§ Extracted records:
+++++
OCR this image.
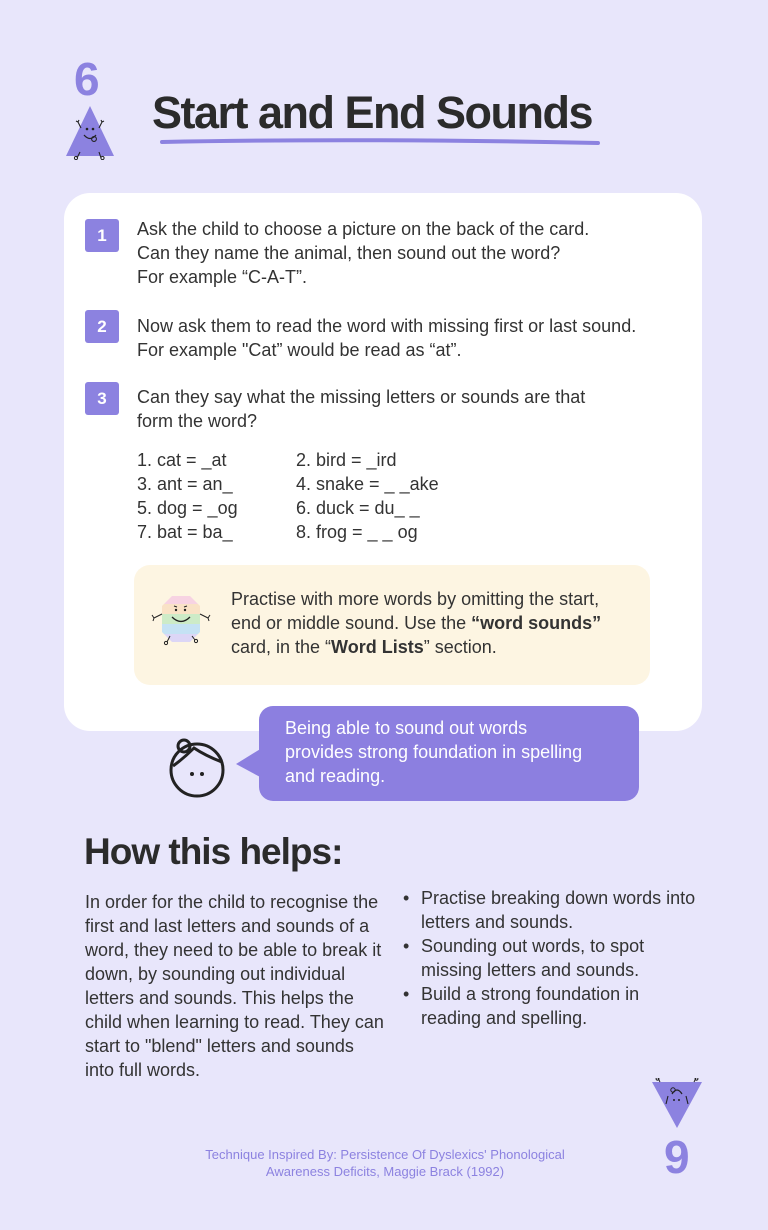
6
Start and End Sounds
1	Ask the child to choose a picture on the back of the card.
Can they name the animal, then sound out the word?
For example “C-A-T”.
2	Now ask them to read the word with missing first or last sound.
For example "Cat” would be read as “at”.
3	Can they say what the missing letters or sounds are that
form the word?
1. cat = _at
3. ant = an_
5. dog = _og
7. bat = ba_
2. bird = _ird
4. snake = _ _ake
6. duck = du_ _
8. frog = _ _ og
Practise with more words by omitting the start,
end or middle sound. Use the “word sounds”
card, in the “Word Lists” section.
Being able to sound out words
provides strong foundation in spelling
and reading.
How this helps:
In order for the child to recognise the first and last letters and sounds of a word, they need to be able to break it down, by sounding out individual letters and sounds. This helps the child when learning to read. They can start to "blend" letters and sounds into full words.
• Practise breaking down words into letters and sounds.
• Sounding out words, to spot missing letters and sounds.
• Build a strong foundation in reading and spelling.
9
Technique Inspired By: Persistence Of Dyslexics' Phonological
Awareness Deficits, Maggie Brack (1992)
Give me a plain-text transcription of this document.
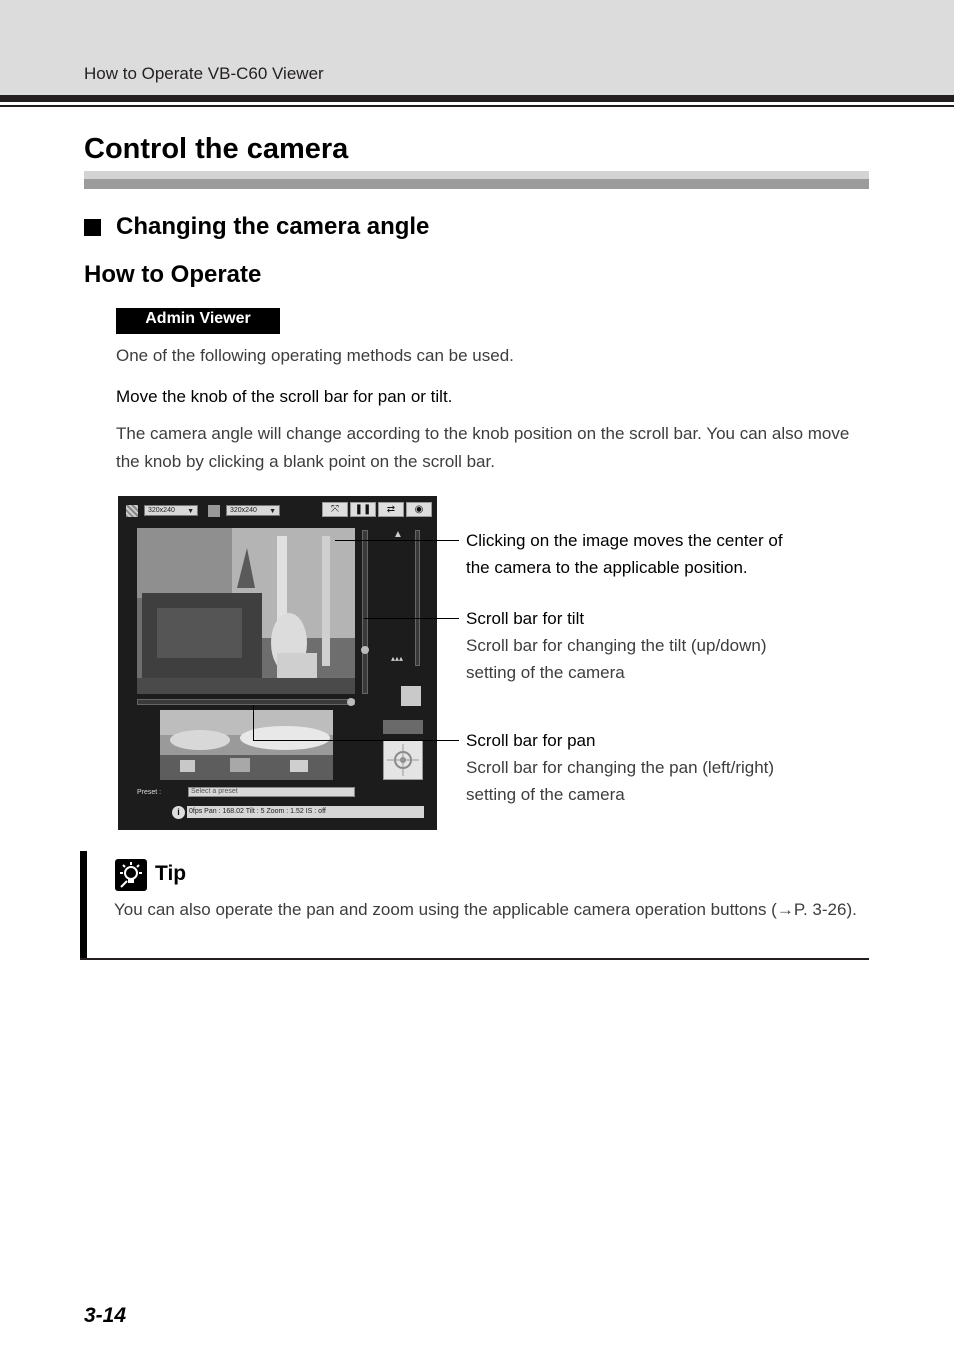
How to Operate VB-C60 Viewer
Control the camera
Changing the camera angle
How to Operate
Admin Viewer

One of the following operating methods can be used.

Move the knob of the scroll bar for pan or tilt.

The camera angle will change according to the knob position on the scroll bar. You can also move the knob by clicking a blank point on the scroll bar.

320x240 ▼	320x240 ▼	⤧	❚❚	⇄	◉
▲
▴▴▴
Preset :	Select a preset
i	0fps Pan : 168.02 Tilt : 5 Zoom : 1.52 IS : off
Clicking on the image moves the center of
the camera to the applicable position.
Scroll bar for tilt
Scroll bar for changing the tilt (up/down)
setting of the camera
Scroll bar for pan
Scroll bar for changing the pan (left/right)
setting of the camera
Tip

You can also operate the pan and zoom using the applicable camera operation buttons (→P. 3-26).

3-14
+++++
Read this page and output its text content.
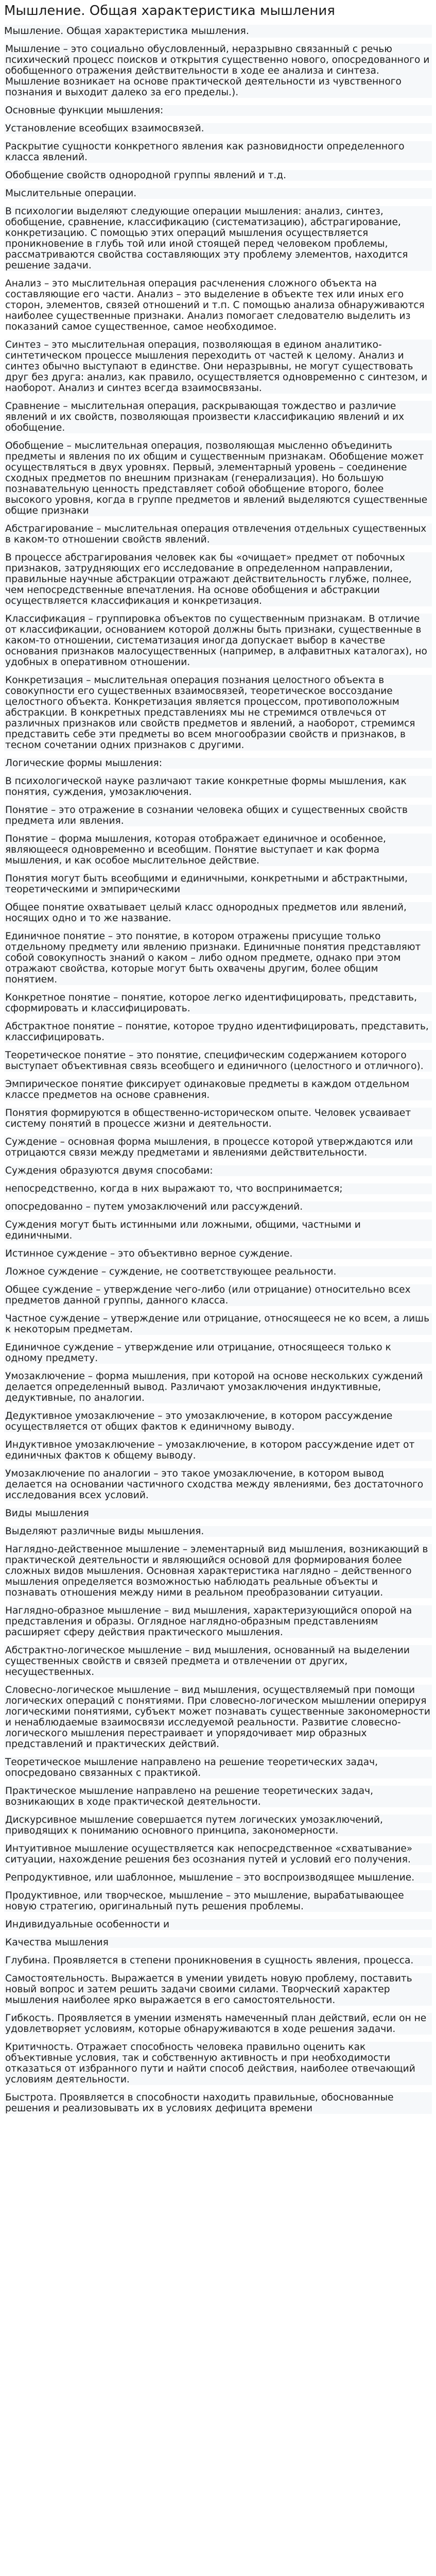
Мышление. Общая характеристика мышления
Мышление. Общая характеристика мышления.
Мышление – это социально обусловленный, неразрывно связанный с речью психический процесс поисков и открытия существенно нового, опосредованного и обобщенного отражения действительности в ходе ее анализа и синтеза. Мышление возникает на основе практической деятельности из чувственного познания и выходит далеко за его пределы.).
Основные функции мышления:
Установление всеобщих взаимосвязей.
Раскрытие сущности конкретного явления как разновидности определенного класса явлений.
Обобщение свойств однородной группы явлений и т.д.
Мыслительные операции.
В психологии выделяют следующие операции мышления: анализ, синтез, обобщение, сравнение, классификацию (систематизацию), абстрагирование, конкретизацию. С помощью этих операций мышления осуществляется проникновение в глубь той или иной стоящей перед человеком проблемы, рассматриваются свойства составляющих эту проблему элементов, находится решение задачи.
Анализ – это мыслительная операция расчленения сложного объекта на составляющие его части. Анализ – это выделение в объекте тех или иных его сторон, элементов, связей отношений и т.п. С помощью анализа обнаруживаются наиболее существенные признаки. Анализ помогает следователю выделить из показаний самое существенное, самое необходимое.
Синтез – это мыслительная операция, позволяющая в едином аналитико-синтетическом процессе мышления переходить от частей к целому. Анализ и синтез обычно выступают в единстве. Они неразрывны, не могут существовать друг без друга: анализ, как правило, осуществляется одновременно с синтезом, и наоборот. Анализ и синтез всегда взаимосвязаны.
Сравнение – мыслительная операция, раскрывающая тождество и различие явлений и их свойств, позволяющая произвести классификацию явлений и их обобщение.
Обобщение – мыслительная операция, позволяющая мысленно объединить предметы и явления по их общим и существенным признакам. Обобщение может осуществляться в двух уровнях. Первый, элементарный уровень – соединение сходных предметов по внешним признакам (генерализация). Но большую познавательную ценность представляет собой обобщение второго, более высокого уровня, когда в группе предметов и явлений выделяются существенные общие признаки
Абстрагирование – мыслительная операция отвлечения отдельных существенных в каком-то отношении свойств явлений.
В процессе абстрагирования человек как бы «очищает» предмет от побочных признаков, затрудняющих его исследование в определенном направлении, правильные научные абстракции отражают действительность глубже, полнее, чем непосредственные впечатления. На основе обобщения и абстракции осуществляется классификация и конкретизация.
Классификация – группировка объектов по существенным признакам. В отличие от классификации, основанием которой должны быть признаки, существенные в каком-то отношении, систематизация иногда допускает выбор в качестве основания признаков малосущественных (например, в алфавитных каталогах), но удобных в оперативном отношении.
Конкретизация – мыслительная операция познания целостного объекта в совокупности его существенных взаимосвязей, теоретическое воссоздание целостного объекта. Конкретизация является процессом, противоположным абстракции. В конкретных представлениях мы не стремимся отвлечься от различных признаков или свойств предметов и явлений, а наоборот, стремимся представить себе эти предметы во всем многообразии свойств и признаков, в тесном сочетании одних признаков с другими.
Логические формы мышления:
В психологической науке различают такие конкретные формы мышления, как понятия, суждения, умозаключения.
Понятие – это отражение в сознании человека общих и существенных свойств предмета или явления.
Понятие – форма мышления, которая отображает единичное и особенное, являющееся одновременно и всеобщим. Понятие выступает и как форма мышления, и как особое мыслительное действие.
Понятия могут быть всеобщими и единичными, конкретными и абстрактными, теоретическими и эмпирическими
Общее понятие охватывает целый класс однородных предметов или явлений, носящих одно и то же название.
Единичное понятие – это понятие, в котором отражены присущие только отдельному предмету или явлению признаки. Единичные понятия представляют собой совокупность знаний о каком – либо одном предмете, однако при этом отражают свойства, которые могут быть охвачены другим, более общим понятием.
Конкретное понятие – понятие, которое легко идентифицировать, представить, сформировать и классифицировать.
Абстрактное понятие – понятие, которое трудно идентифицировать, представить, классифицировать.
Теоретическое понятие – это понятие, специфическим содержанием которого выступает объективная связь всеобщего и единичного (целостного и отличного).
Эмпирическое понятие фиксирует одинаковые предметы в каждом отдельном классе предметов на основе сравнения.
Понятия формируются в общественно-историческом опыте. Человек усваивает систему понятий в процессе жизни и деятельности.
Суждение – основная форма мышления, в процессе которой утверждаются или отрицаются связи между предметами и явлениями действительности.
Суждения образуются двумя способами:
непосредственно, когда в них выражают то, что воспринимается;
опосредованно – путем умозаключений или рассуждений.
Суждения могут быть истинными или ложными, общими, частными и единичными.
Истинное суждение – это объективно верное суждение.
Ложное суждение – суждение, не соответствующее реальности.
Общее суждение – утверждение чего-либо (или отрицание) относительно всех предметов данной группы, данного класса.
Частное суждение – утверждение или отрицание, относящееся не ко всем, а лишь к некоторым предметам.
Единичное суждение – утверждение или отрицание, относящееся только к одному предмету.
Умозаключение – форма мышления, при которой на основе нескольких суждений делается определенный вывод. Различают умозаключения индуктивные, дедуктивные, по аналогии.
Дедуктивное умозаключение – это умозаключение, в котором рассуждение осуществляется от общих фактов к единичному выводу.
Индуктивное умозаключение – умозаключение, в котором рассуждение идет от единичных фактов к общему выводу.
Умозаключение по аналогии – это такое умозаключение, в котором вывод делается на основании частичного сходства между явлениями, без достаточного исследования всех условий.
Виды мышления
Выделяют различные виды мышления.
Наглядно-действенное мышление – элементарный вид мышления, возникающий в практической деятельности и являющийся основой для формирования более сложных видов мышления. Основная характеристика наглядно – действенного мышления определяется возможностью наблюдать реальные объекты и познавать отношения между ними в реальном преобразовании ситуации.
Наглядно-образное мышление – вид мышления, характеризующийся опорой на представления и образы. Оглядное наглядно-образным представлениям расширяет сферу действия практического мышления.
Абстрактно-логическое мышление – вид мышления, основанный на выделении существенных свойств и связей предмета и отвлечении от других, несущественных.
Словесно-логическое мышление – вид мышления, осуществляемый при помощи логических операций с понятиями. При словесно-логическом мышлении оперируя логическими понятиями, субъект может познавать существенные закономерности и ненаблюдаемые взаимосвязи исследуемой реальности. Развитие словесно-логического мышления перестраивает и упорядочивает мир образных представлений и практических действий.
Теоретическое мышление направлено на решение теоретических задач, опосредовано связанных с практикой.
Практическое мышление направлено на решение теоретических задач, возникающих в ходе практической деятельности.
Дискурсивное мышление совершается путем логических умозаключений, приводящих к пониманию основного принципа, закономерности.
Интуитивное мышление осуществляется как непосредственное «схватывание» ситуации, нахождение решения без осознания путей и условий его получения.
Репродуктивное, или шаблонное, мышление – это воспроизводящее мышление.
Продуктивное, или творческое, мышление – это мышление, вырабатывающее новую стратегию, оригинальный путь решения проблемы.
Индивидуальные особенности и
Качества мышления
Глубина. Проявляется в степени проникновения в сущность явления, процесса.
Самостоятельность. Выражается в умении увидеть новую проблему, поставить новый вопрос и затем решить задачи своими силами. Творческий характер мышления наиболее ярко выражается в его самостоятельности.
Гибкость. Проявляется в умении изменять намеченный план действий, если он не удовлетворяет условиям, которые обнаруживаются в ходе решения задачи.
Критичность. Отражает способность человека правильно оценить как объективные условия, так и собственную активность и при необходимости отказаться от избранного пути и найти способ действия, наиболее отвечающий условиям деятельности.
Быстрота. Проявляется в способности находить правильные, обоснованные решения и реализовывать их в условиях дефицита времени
+++++
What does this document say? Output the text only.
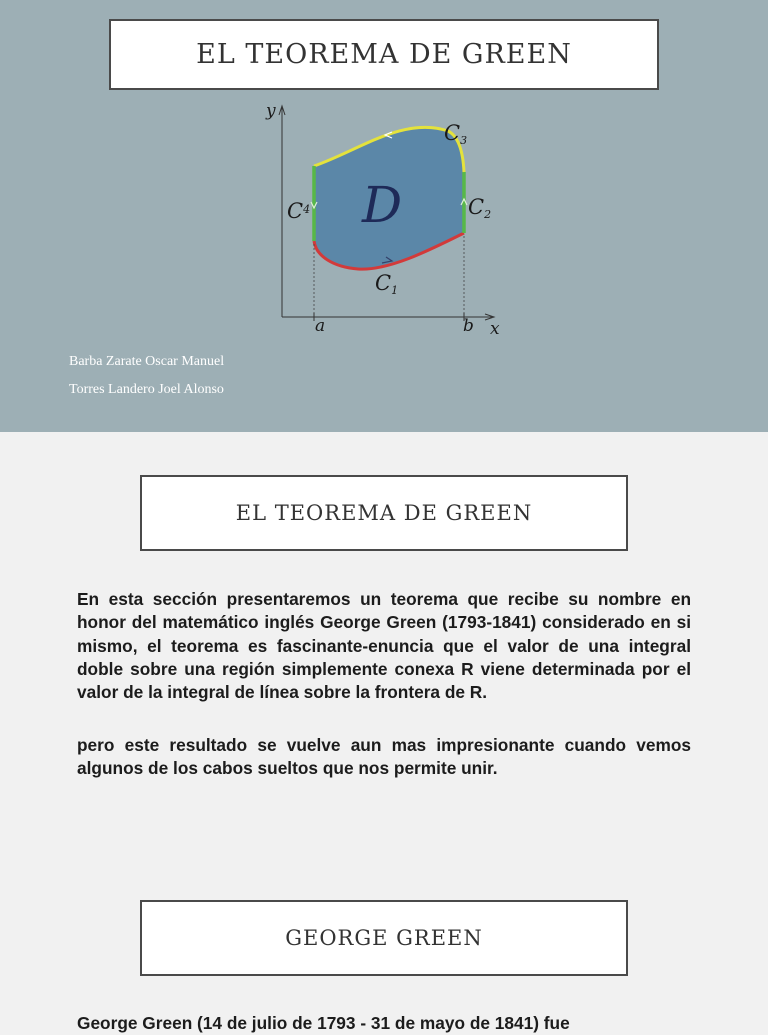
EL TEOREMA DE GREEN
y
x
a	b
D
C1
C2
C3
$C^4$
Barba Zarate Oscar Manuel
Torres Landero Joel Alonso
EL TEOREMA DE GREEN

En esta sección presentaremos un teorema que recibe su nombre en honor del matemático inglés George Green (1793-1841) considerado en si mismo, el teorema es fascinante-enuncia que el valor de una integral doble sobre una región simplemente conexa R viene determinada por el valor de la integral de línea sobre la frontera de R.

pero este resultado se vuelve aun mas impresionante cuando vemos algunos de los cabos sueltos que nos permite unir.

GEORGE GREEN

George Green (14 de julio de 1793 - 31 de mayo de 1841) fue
+++++
Write only the number of lines in the data above that include "классификацию".

§ Response to the exercise:
2